Given problem:
Repeat the data verbatim.

Data supplied:
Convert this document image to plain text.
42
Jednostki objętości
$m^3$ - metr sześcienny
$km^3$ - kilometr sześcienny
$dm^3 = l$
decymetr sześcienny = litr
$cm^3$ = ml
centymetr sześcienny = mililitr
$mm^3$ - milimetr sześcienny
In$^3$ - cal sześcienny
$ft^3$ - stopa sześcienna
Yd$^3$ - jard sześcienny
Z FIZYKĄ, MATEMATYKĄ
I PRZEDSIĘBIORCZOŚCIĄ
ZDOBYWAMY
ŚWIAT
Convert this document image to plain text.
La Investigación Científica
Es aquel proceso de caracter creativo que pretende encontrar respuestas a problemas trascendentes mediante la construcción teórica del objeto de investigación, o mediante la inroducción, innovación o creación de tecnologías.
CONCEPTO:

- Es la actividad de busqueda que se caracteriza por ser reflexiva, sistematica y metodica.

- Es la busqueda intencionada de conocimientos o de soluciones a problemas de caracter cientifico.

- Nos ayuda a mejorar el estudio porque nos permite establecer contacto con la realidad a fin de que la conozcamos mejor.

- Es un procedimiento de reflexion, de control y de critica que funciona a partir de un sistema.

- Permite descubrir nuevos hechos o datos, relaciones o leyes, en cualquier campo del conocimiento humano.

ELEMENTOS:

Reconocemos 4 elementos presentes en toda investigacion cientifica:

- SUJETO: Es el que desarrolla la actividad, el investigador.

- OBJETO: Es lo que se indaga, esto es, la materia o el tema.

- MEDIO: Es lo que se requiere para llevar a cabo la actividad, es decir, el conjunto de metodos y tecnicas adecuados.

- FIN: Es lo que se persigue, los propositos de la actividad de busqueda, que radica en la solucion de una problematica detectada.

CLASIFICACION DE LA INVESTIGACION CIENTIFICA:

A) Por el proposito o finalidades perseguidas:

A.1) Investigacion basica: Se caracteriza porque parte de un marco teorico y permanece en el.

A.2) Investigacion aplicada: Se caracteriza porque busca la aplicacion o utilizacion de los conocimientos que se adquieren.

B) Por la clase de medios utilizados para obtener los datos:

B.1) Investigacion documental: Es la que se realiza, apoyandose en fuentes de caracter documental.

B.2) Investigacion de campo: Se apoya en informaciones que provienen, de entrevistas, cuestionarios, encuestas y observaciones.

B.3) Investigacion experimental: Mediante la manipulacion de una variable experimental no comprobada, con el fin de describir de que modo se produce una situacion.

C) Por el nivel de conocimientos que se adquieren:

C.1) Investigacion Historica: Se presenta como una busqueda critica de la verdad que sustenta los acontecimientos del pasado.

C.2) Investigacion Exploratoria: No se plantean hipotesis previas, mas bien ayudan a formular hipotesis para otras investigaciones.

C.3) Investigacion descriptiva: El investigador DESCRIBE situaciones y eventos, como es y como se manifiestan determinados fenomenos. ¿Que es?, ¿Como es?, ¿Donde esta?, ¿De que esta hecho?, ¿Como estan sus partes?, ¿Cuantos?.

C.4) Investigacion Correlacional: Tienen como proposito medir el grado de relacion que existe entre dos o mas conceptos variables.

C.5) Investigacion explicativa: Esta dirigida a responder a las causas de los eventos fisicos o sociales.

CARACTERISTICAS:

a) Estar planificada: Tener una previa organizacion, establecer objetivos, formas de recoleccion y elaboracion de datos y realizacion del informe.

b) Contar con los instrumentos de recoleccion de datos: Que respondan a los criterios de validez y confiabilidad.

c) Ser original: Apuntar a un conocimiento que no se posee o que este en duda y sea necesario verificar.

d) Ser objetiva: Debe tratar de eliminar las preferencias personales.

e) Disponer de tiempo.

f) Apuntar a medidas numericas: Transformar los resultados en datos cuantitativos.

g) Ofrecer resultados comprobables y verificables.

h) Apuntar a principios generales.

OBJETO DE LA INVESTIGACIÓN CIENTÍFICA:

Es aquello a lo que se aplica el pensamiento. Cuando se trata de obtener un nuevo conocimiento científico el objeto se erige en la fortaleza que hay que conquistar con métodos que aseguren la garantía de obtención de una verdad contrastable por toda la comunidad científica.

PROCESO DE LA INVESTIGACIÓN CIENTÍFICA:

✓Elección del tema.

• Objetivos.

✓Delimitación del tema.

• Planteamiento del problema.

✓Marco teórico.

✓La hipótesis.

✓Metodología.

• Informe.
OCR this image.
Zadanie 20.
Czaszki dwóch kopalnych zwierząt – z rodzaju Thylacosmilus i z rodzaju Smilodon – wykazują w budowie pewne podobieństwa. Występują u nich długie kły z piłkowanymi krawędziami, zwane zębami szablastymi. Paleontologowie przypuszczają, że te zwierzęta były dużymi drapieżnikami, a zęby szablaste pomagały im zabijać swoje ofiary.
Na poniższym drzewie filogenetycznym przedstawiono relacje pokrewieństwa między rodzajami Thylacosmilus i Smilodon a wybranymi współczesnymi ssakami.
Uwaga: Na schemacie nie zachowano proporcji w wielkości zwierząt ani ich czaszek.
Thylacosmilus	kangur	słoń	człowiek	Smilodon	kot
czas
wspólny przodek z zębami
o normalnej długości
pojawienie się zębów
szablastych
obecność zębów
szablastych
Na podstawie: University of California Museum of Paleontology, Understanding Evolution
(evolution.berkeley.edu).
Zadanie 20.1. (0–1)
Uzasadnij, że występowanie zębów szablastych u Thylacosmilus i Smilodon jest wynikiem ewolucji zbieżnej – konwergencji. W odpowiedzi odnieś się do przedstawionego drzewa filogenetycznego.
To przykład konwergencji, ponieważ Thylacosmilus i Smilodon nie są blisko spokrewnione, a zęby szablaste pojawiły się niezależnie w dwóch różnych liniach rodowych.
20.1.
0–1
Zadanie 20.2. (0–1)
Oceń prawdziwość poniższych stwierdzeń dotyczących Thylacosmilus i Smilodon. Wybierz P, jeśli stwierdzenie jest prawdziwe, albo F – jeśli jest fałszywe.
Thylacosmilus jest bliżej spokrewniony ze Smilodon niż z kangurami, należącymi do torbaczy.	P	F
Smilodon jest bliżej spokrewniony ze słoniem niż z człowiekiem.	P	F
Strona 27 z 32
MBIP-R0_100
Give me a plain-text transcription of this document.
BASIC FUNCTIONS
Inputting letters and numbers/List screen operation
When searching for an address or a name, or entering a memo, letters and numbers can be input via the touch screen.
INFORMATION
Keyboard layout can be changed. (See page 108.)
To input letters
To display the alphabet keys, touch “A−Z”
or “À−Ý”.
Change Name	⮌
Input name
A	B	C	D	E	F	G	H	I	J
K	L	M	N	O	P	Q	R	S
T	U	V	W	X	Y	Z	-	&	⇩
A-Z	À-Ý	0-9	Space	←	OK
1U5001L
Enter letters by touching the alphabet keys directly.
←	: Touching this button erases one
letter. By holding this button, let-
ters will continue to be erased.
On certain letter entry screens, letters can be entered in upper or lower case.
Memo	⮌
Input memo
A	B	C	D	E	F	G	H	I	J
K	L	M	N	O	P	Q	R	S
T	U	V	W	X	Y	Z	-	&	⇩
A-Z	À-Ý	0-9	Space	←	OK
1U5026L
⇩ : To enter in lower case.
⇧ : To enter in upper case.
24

Solution to the problem:
Convert this document image to plain text.
42
Jednostki objętości
$m^3$ - metr sześcienny
$km^3$ - kilometr sześcienny
$dm^3 = l$
decymetr sześcienny = litr
$cm^3$ = ml
centymetr sześcienny = mililitr
$mm^3$ - milimetr sześcienny
In$^3$ - cal sześcienny
$ft^3$ - stopa sześcienna
Yd$^3$ - jard sześcienny
Z FIZYKĄ, MATEMATYKĄ
I PRZEDSIĘBIORCZOŚCIĄ
ZDOBYWAMY
ŚWIAT
Convert this document image to plain text.
La Investigación Científica
Es aquel proceso de caracter creativo que pretende encontrar respuestas a problemas trascendentes mediante la construcción teórica del objeto de investigación, o mediante la inroducción, innovación o creación de tecnologías.
CONCEPTO:

- Es la actividad de busqueda que se caracteriza por ser reflexiva, sistematica y metodica.

- Es la busqueda intencionada de conocimientos o de soluciones a problemas de caracter cientifico.

- Nos ayuda a mejorar el estudio porque nos permite establecer contacto con la realidad a fin de que la conozcamos mejor.

- Es un procedimiento de reflexion, de control y de critica que funciona a partir de un sistema.

- Permite descubrir nuevos hechos o datos, relaciones o leyes, en cualquier campo del conocimiento humano.

ELEMENTOS:

Reconocemos 4 elementos presentes en toda investigacion cientifica:

- SUJETO: Es el que desarrolla la actividad, el investigador.

- OBJETO: Es lo que se indaga, esto es, la materia o el tema.

- MEDIO: Es lo que se requiere para llevar a cabo la actividad, es decir, el conjunto de metodos y tecnicas adecuados.

- FIN: Es lo que se persigue, los propositos de la actividad de busqueda, que radica en la solucion de una problematica detectada.

CLASIFICACION DE LA INVESTIGACION CIENTIFICA:

A) Por el proposito o finalidades perseguidas:

A.1) Investigacion basica: Se caracteriza porque parte de un marco teorico y permanece en el.

A.2) Investigacion aplicada: Se caracteriza porque busca la aplicacion o utilizacion de los conocimientos que se adquieren.

B) Por la clase de medios utilizados para obtener los datos:

B.1) Investigacion documental: Es la que se realiza, apoyandose en fuentes de caracter documental.

B.2) Investigacion de campo: Se apoya en informaciones que provienen, de entrevistas, cuestionarios, encuestas y observaciones.

B.3) Investigacion experimental: Mediante la manipulacion de una variable experimental no comprobada, con el fin de describir de que modo se produce una situacion.

C) Por el nivel de conocimientos que se adquieren:

C.1) Investigacion Historica: Se presenta como una busqueda critica de la verdad que sustenta los acontecimientos del pasado.

C.2) Investigacion Exploratoria: No se plantean hipotesis previas, mas bien ayudan a formular hipotesis para otras investigaciones.

C.3) Investigacion descriptiva: El investigador DESCRIBE situaciones y eventos, como es y como se manifiestan determinados fenomenos. ¿Que es?, ¿Como es?, ¿Donde esta?, ¿De que esta hecho?, ¿Como estan sus partes?, ¿Cuantos?.

C.4) Investigacion Correlacional: Tienen como proposito medir el grado de relacion que existe entre dos o mas conceptos variables.

C.5) Investigacion explicativa: Esta dirigida a responder a las causas de los eventos fisicos o sociales.

CARACTERISTICAS:

a) Estar planificada: Tener una previa organizacion, establecer objetivos, formas de recoleccion y elaboracion de datos y realizacion del informe.

b) Contar con los instrumentos de recoleccion de datos: Que respondan a los criterios de validez y confiabilidad.

c) Ser original: Apuntar a un conocimiento que no se posee o que este en duda y sea necesario verificar.

d) Ser objetiva: Debe tratar de eliminar las preferencias personales.

e) Disponer de tiempo.

f) Apuntar a medidas numericas: Transformar los resultados en datos cuantitativos.

g) Ofrecer resultados comprobables y verificables.

h) Apuntar a principios generales.

OBJETO DE LA INVESTIGACIÓN CIENTÍFICA:

Es aquello a lo que se aplica el pensamiento. Cuando se trata de obtener un nuevo conocimiento científico el objeto se erige en la fortaleza que hay que conquistar con métodos que aseguren la garantía de obtención de una verdad contrastable por toda la comunidad científica.

PROCESO DE LA INVESTIGACIÓN CIENTÍFICA:

✓Elección del tema.

• Objetivos.

✓Delimitación del tema.

• Planteamiento del problema.

✓Marco teórico.

✓La hipótesis.

✓Metodología.

• Informe.
OCR this image.
Zadanie 20.
Czaszki dwóch kopalnych zwierząt – z rodzaju Thylacosmilus i z rodzaju Smilodon – wykazują w budowie pewne podobieństwa. Występują u nich długie kły z piłkowanymi krawędziami, zwane zębami szablastymi. Paleontologowie przypuszczają, że te zwierzęta były dużymi drapieżnikami, a zęby szablaste pomagały im zabijać swoje ofiary.
Na poniższym drzewie filogenetycznym przedstawiono relacje pokrewieństwa między rodzajami Thylacosmilus i Smilodon a wybranymi współczesnymi ssakami.
Uwaga: Na schemacie nie zachowano proporcji w wielkości zwierząt ani ich czaszek.
Thylacosmilus	kangur	słoń	człowiek	Smilodon	kot
czas
wspólny przodek z zębami
o normalnej długości
pojawienie się zębów
szablastych
obecność zębów
szablastych
Na podstawie: University of California Museum of Paleontology, Understanding Evolution
(evolution.berkeley.edu).
Zadanie 20.1. (0–1)
Uzasadnij, że występowanie zębów szablastych u Thylacosmilus i Smilodon jest wynikiem ewolucji zbieżnej – konwergencji. W odpowiedzi odnieś się do przedstawionego drzewa filogenetycznego.
To przykład konwergencji, ponieważ Thylacosmilus i Smilodon nie są blisko spokrewnione, a zęby szablaste pojawiły się niezależnie w dwóch różnych liniach rodowych.
20.1.
0–1
Zadanie 20.2. (0–1)
Oceń prawdziwość poniższych stwierdzeń dotyczących Thylacosmilus i Smilodon. Wybierz P, jeśli stwierdzenie jest prawdziwe, albo F – jeśli jest fałszywe.
Thylacosmilus jest bliżej spokrewniony ze Smilodon niż z kangurami, należącymi do torbaczy.	P	F
Smilodon jest bliżej spokrewniony ze słoniem niż z człowiekiem.	P	F
Strona 27 z 32
MBIP-R0_100
Give me a plain-text transcription of this document.
BASIC FUNCTIONS
Inputting letters and numbers/List screen operation
When searching for an address or a name, or entering a memo, letters and numbers can be input via the touch screen.
INFORMATION
Keyboard layout can be changed. (See page 108.)
To input letters
To display the alphabet keys, touch “A−Z”
or “À−Ý”.
Change Name	⮌
Input name
A	B	C	D	E	F	G	H	I	J
K	L	M	N	O	P	Q	R	S
T	U	V	W	X	Y	Z	-	&	⇩
A-Z	À-Ý	0-9	Space	←	OK
1U5001L
Enter letters by touching the alphabet keys directly.
←	: Touching this button erases one
letter. By holding this button, let-
ters will continue to be erased.
On certain letter entry screens, letters can be entered in upper or lower case.
Memo	⮌
Input memo
A	B	C	D	E	F	G	H	I	J
K	L	M	N	O	P	Q	R	S
T	U	V	W	X	Y	Z	-	&	⇩
A-Z	À-Ý	0-9	Space	←	OK
1U5026L
⇩ : To enter in lower case.
⇧ : To enter in upper case.
24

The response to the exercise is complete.